─── GIVEN INFORMATION ───
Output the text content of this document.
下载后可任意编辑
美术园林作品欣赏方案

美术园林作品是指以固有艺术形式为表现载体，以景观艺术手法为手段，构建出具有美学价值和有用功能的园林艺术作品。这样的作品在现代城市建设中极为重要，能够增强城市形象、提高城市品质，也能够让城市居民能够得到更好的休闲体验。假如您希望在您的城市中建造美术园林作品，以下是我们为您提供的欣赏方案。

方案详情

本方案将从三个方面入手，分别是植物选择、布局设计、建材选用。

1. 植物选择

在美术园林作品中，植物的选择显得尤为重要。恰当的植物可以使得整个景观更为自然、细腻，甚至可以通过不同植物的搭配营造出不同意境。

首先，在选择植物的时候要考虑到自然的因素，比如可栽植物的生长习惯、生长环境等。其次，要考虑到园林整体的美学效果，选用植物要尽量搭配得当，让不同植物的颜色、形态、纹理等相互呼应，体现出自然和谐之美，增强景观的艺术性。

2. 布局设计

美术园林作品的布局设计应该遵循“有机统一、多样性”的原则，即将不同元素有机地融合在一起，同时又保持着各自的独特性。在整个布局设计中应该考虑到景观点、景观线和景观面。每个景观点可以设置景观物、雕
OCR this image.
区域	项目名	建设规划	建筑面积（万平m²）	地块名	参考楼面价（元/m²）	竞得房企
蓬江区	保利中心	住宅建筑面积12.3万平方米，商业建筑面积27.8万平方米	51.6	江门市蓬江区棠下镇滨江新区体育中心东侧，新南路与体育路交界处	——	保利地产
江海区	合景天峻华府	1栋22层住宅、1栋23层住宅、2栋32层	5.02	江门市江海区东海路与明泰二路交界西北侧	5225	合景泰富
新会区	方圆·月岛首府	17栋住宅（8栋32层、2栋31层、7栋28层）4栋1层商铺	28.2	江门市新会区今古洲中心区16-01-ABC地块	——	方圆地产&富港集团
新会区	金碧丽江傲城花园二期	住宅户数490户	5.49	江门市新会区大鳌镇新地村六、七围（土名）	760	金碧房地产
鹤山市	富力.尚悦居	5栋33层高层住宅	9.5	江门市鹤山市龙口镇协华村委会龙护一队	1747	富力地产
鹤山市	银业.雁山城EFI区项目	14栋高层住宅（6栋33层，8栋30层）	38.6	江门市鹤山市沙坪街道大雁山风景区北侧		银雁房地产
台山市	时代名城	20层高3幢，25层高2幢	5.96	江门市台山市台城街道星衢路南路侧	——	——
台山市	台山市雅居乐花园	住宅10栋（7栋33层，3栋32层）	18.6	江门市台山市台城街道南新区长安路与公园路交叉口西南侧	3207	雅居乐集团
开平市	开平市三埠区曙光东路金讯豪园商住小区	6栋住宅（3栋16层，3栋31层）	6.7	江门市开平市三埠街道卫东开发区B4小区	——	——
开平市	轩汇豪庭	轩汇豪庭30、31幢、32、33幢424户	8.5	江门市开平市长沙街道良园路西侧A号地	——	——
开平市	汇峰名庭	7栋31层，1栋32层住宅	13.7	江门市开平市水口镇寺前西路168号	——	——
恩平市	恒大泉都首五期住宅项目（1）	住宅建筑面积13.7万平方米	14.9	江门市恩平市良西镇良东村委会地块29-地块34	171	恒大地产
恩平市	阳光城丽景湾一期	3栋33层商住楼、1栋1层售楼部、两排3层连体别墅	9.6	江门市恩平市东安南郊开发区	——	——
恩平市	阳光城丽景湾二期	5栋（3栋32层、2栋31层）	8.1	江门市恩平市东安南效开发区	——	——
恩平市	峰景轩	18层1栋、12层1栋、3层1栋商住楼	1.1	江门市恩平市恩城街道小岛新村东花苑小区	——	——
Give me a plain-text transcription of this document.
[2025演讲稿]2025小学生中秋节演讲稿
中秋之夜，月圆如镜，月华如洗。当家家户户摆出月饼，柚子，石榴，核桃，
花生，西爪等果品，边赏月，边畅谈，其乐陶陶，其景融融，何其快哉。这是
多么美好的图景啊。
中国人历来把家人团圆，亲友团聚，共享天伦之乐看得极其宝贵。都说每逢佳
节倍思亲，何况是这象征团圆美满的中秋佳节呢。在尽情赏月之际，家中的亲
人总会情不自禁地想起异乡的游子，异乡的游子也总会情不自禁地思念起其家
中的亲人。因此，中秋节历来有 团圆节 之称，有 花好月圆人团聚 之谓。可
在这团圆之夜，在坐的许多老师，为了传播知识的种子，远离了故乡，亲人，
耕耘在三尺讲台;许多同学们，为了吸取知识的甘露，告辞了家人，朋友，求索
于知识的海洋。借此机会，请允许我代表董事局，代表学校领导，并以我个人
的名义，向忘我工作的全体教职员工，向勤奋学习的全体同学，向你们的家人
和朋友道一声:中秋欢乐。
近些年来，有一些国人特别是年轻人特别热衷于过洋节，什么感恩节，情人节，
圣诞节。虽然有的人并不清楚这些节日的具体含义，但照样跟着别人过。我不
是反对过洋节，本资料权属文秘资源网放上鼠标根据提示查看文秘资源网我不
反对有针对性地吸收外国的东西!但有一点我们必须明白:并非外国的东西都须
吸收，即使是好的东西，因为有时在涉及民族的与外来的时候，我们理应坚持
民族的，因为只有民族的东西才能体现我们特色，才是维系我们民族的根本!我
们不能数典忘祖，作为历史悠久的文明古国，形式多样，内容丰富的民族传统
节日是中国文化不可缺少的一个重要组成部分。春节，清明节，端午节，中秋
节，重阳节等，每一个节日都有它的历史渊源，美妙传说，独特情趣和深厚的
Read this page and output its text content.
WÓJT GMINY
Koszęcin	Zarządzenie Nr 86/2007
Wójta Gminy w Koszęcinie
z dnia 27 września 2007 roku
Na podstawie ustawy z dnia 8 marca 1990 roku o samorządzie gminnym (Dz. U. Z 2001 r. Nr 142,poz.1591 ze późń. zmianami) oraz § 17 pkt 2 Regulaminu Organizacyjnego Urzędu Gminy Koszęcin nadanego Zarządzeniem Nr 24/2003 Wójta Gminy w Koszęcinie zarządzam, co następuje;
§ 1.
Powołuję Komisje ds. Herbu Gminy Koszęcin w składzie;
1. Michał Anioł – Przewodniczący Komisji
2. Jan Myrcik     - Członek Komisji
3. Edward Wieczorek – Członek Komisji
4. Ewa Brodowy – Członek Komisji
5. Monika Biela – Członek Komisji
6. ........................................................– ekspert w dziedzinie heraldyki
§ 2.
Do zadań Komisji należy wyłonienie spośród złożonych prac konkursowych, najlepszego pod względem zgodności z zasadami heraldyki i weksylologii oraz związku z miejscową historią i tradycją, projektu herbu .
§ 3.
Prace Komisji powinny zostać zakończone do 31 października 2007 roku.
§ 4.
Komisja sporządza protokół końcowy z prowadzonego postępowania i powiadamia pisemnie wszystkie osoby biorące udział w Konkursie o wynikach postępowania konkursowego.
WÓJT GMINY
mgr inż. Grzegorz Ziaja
───
Each line of the material should be duplicated exactly, please.

Output the text content of this document.
下载后可任意编辑
美术园林作品欣赏方案

美术园林作品是指以固有艺术形式为表现载体，以景观艺术手法为手段，构建出具有美学价值和有用功能的园林艺术作品。这样的作品在现代城市建设中极为重要，能够增强城市形象、提高城市品质，也能够让城市居民能够得到更好的休闲体验。假如您希望在您的城市中建造美术园林作品，以下是我们为您提供的欣赏方案。

方案详情

本方案将从三个方面入手，分别是植物选择、布局设计、建材选用。

1. 植物选择

在美术园林作品中，植物的选择显得尤为重要。恰当的植物可以使得整个景观更为自然、细腻，甚至可以通过不同植物的搭配营造出不同意境。

首先，在选择植物的时候要考虑到自然的因素，比如可栽植物的生长习惯、生长环境等。其次，要考虑到园林整体的美学效果，选用植物要尽量搭配得当，让不同植物的颜色、形态、纹理等相互呼应，体现出自然和谐之美，增强景观的艺术性。

2. 布局设计

美术园林作品的布局设计应该遵循“有机统一、多样性”的原则，即将不同元素有机地融合在一起，同时又保持着各自的独特性。在整个布局设计中应该考虑到景观点、景观线和景观面。每个景观点可以设置景观物、雕
OCR this image.
区域	项目名	建设规划	建筑面积（万平m²）	地块名	参考楼面价（元/m²）	竞得房企
蓬江区	保利中心	住宅建筑面积12.3万平方米，商业建筑面积27.8万平方米	51.6	江门市蓬江区棠下镇滨江新区体育中心东侧，新南路与体育路交界处	——	保利地产
江海区	合景天峻华府	1栋22层住宅、1栋23层住宅、2栋32层	5.02	江门市江海区东海路与明泰二路交界西北侧	5225	合景泰富
新会区	方圆·月岛首府	17栋住宅（8栋32层、2栋31层、7栋28层）4栋1层商铺	28.2	江门市新会区今古洲中心区16-01-ABC地块	——	方圆地产&富港集团
新会区	金碧丽江傲城花园二期	住宅户数490户	5.49	江门市新会区大鳌镇新地村六、七围（土名）	760	金碧房地产
鹤山市	富力.尚悦居	5栋33层高层住宅	9.5	江门市鹤山市龙口镇协华村委会龙护一队	1747	富力地产
鹤山市	银业.雁山城EFI区项目	14栋高层住宅（6栋33层，8栋30层）	38.6	江门市鹤山市沙坪街道大雁山风景区北侧		银雁房地产
台山市	时代名城	20层高3幢，25层高2幢	5.96	江门市台山市台城街道星衢路南路侧	——	——
台山市	台山市雅居乐花园	住宅10栋（7栋33层，3栋32层）	18.6	江门市台山市台城街道南新区长安路与公园路交叉口西南侧	3207	雅居乐集团
开平市	开平市三埠区曙光东路金讯豪园商住小区	6栋住宅（3栋16层，3栋31层）	6.7	江门市开平市三埠街道卫东开发区B4小区	——	——
开平市	轩汇豪庭	轩汇豪庭30、31幢、32、33幢424户	8.5	江门市开平市长沙街道良园路西侧A号地	——	——
开平市	汇峰名庭	7栋31层，1栋32层住宅	13.7	江门市开平市水口镇寺前西路168号	——	——
恩平市	恒大泉都首五期住宅项目（1）	住宅建筑面积13.7万平方米	14.9	江门市恩平市良西镇良东村委会地块29-地块34	171	恒大地产
恩平市	阳光城丽景湾一期	3栋33层商住楼、1栋1层售楼部、两排3层连体别墅	9.6	江门市恩平市东安南郊开发区	——	——
恩平市	阳光城丽景湾二期	5栋（3栋32层、2栋31层）	8.1	江门市恩平市东安南效开发区	——	——
恩平市	峰景轩	18层1栋、12层1栋、3层1栋商住楼	1.1	江门市恩平市恩城街道小岛新村东花苑小区	——	——
Give me a plain-text transcription of this document.
[2025演讲稿]2025小学生中秋节演讲稿
中秋之夜，月圆如镜，月华如洗。当家家户户摆出月饼，柚子，石榴，核桃，
花生，西爪等果品，边赏月，边畅谈，其乐陶陶，其景融融，何其快哉。这是
多么美好的图景啊。
中国人历来把家人团圆，亲友团聚，共享天伦之乐看得极其宝贵。都说每逢佳
节倍思亲，何况是这象征团圆美满的中秋佳节呢。在尽情赏月之际，家中的亲
人总会情不自禁地想起异乡的游子，异乡的游子也总会情不自禁地思念起其家
中的亲人。因此，中秋节历来有 团圆节 之称，有 花好月圆人团聚 之谓。可
在这团圆之夜，在坐的许多老师，为了传播知识的种子，远离了故乡，亲人，
耕耘在三尺讲台;许多同学们，为了吸取知识的甘露，告辞了家人，朋友，求索
于知识的海洋。借此机会，请允许我代表董事局，代表学校领导，并以我个人
的名义，向忘我工作的全体教职员工，向勤奋学习的全体同学，向你们的家人
和朋友道一声:中秋欢乐。
近些年来，有一些国人特别是年轻人特别热衷于过洋节，什么感恩节，情人节，
圣诞节。虽然有的人并不清楚这些节日的具体含义，但照样跟着别人过。我不
是反对过洋节，本资料权属文秘资源网放上鼠标根据提示查看文秘资源网我不
反对有针对性地吸收外国的东西!但有一点我们必须明白:并非外国的东西都须
吸收，即使是好的东西，因为有时在涉及民族的与外来的时候，我们理应坚持
民族的，因为只有民族的东西才能体现我们特色，才是维系我们民族的根本!我
们不能数典忘祖，作为历史悠久的文明古国，形式多样，内容丰富的民族传统
节日是中国文化不可缺少的一个重要组成部分。春节，清明节，端午节，中秋
节，重阳节等，每一个节日都有它的历史渊源，美妙传说，独特情趣和深厚的
Read this page and output its text content.
WÓJT GMINY
Koszęcin	Zarządzenie Nr 86/2007
Wójta Gminy w Koszęcinie
z dnia 27 września 2007 roku
Na podstawie ustawy z dnia 8 marca 1990 roku o samorządzie gminnym (Dz. U. Z 2001 r. Nr 142,poz.1591 ze późń. zmianami) oraz § 17 pkt 2 Regulaminu Organizacyjnego Urzędu Gminy Koszęcin nadanego Zarządzeniem Nr 24/2003 Wójta Gminy w Koszęcinie zarządzam, co następuje;
§ 1.
Powołuję Komisje ds. Herbu Gminy Koszęcin w składzie;
1. Michał Anioł – Przewodniczący Komisji
2. Jan Myrcik     - Członek Komisji
3. Edward Wieczorek – Członek Komisji
4. Ewa Brodowy – Członek Komisji
5. Monika Biela – Członek Komisji
6. ........................................................– ekspert w dziedzinie heraldyki
§ 2.
Do zadań Komisji należy wyłonienie spośród złożonych prac konkursowych, najlepszego pod względem zgodności z zasadami heraldyki i weksylologii oraz związku z miejscową historią i tradycją, projektu herbu .
§ 3.
Prace Komisji powinny zostać zakończone do 31 października 2007 roku.
§ 4.
Komisja sporządza protokół końcowy z prowadzonego postępowania i powiadamia pisemnie wszystkie osoby biorące udział w Konkursie o wynikach postępowania konkursowego.
WÓJT GMINY
mgr inż. Grzegorz Ziaja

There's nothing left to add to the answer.